■ TEXTAUSZUG ■
::::
Verhältnis historisch stark belastet

DGB-Vorsitzender Sommer sprach vor der Presse am Ende des Besuches von de Maizière von einem „guten und nachdenklichen“ Gedankenaustausch mit dem Verteidigungsminister. Man werde eine gemeinsame Erklärung von Bundeswehr und Gewerkschaften erarbeiten, kündigten Gastgeber und Gast an. Die Erklärung solle neben Fragen zu Ausbildung und Personalpolitik auch das Thema „Rechtsradikalismus in der Bundeswehr“ umfassen, so Sommer. Das Gespräch zwischen Gewerkschaften und Bundeswehr werde weitergeführt.
::::
■ DATENZEILEN ■
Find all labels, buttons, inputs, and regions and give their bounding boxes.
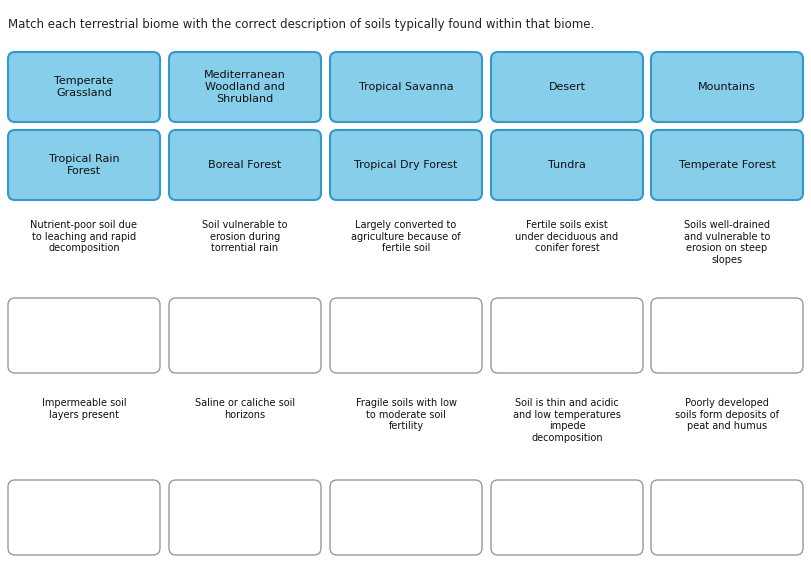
FancyBboxPatch shape (491, 52, 643, 122)
Text: Temperate
Grassland: Temperate Grassland (54, 76, 114, 98)
FancyBboxPatch shape (169, 480, 321, 555)
Text: Mountains: Mountains (698, 82, 756, 92)
FancyBboxPatch shape (330, 52, 482, 122)
Text: Tundra: Tundra (548, 160, 586, 170)
FancyBboxPatch shape (169, 298, 321, 373)
Text: Desert: Desert (548, 82, 586, 92)
Text: Nutrient-poor soil due
to leaching and rapid
decomposition: Nutrient-poor soil due to leaching and r… (31, 220, 138, 253)
FancyBboxPatch shape (8, 480, 160, 555)
Text: Tropical Dry Forest: Tropical Dry Forest (354, 160, 457, 170)
Text: Largely converted to
agriculture because of
fertile soil: Largely converted to agriculture because… (351, 220, 461, 253)
Text: Temperate Forest: Temperate Forest (679, 160, 775, 170)
FancyBboxPatch shape (491, 130, 643, 200)
Text: Soil vulnerable to
erosion during
torrential rain: Soil vulnerable to erosion during torren… (202, 220, 288, 253)
Text: Boreal Forest: Boreal Forest (208, 160, 281, 170)
Text: Fragile soils with low
to moderate soil
fertility: Fragile soils with low to moderate soil … (355, 398, 457, 431)
FancyBboxPatch shape (330, 480, 482, 555)
FancyBboxPatch shape (330, 130, 482, 200)
Text: Impermeable soil
layers present: Impermeable soil layers present (41, 398, 127, 419)
FancyBboxPatch shape (169, 130, 321, 200)
FancyBboxPatch shape (491, 298, 643, 373)
Text: Fertile soils exist
under deciduous and
conifer forest: Fertile soils exist under deciduous and … (516, 220, 619, 253)
Text: Match each terrestrial biome with the correct description of soils typically fou: Match each terrestrial biome with the co… (8, 18, 594, 31)
Text: Mediterranean
Woodland and
Shrubland: Mediterranean Woodland and Shrubland (204, 70, 286, 104)
FancyBboxPatch shape (330, 298, 482, 373)
FancyBboxPatch shape (651, 52, 803, 122)
FancyBboxPatch shape (651, 130, 803, 200)
Text: Saline or caliche soil
horizons: Saline or caliche soil horizons (195, 398, 295, 419)
FancyBboxPatch shape (651, 480, 803, 555)
FancyBboxPatch shape (651, 298, 803, 373)
Text: Tropical Rain
Forest: Tropical Rain Forest (49, 154, 119, 176)
FancyBboxPatch shape (8, 130, 160, 200)
FancyBboxPatch shape (8, 52, 160, 122)
Text: Soils well-drained
and vulnerable to
erosion on steep
slopes: Soils well-drained and vulnerable to ero… (684, 220, 770, 265)
FancyBboxPatch shape (8, 298, 160, 373)
Text: Tropical Savanna: Tropical Savanna (358, 82, 453, 92)
FancyBboxPatch shape (169, 52, 321, 122)
Text: Poorly developed
soils form deposits of
peat and humus: Poorly developed soils form deposits of … (675, 398, 779, 431)
FancyBboxPatch shape (491, 480, 643, 555)
Text: Soil is thin and acidic
and low temperatures
impede
decomposition: Soil is thin and acidic and low temperat… (513, 398, 621, 443)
::::
■ AUFGABEN ■
1) Gib aus dem Text über DGB und Bundeswehr den Abschnitt wortgetreu wieder, beginnend bei „DGB-Vorsitzender Sommer sprach“ und endend bei „Bundeswehr werde weitergeführt.“.
2) Stimmen diese Aussagen mit dem Text über DGB und Bundeswehr überein? Antworte jeweils mit Ja oder Nein und zitiere die entscheidenden Worte. (a) Sommer nannte den Gedankenaustausch mit dem Verteidigungsminister „gut und nachdenklich“. (b) Die geplante Erklärung soll auch das Thema Rechtsradikalismus in der Bundeswehr behandeln. (c) Das Gespräch zwischen Gewerkschaften und Bundeswehr ist abgeschlossen.
3) Schreib den Text über DGB und Bundeswehr nach seinem letzten Satz weiter.
Die Zeilen haben mit dem Text über DGB und Bundeswehr nichts zu tun.

■ LÖSUNGEN ■
1)
DGB-Vorsitzender Sommer sprach vor der Presse am Ende des Besuches von de Maizière von einem „guten und nachdenklichen“ Gedankenaustausch mit dem Verteidigungsminister. Man werde eine gemeinsame Erklärung von Bundeswehr und Gewerkschaften erarbeiten, kündigten Gastgeber und Gast an. Die Erklärung solle neben Fragen zu Ausbildung und Personalpolitik auch das Thema „Rechtsradikalismus in der Bundeswehr“ umfassen, so Sommer. Das Gespräch zwischen Gewerkschaften und Bundeswehr werde weitergeführt.

2)
(a) Ja: „sprach vor der Presse am Ende des Besuches von de Maizière von einem „guten und nachdenklichen“ Gedankenaustausch mit dem Verteidigungsminister“
(b) Ja: „Die Erklärung solle neben Fragen zu Ausbildung und Personalpolitik auch das Thema „Rechtsradikalismus in der Bundeswehr“ umfassen“
(c) Nein: „Das Gespräch zwischen Gewerkschaften und Bundeswehr werde weitergeführt.“

3)
Verteidigungsminister de Maizière regte im Haus des DGB vor dem Hintergrund der veränderten sicherheits- und verteidigungspolitischen Rahmenbedingungen in Deutschland einen „neuen, einen lebendigen Dialog über das Verhältnis von Demokratie, Streitkräften und Gewerkschaften“ an. „Wir müssen den gemeinsamen Gesprächsfaden wieder aufnehmen und fester knüpfen“, meinte der Minister zustimmend mit Blick auf den DGB-Vorsitzenden. Dieser erklärte, man habe die Differenzen der Vergangenheit nun endgültig überwunden. Das Verhältnis zwischen den Gewerkschaften und den Streitkräften sei lange Zeit historisch belastet gewesen. „Das ist es heute nicht mehr“, versicherte Sommer. De Maizière seinerseits machte die Bemerkung: „Die Bundeswehr versteht sich auch als Teil der Friedensbewegung.“

Nicht mehr als ein „gleichgültiger Friede“?

Dass er den Dialog mit den Soldaten will und sucht, hatte Michael Sommer bereits bei früheren Gelegenheiten deutlich gemacht. Erinnert sei beispielsweise an seinen schon eingangs erwähnten Auftritt an der Hamburger Universität im März 2011. In seiner Rede „Die Gewerkschaften und ihr Verhältnis zur Bundeswehr“ hatte der DGB-Vorsitzende dort in Erinnerung gerufen, warum es in der Vergangenheit ein belastetes Verhältnis zwischen Militär und Gewerkschaftern gegeben habe.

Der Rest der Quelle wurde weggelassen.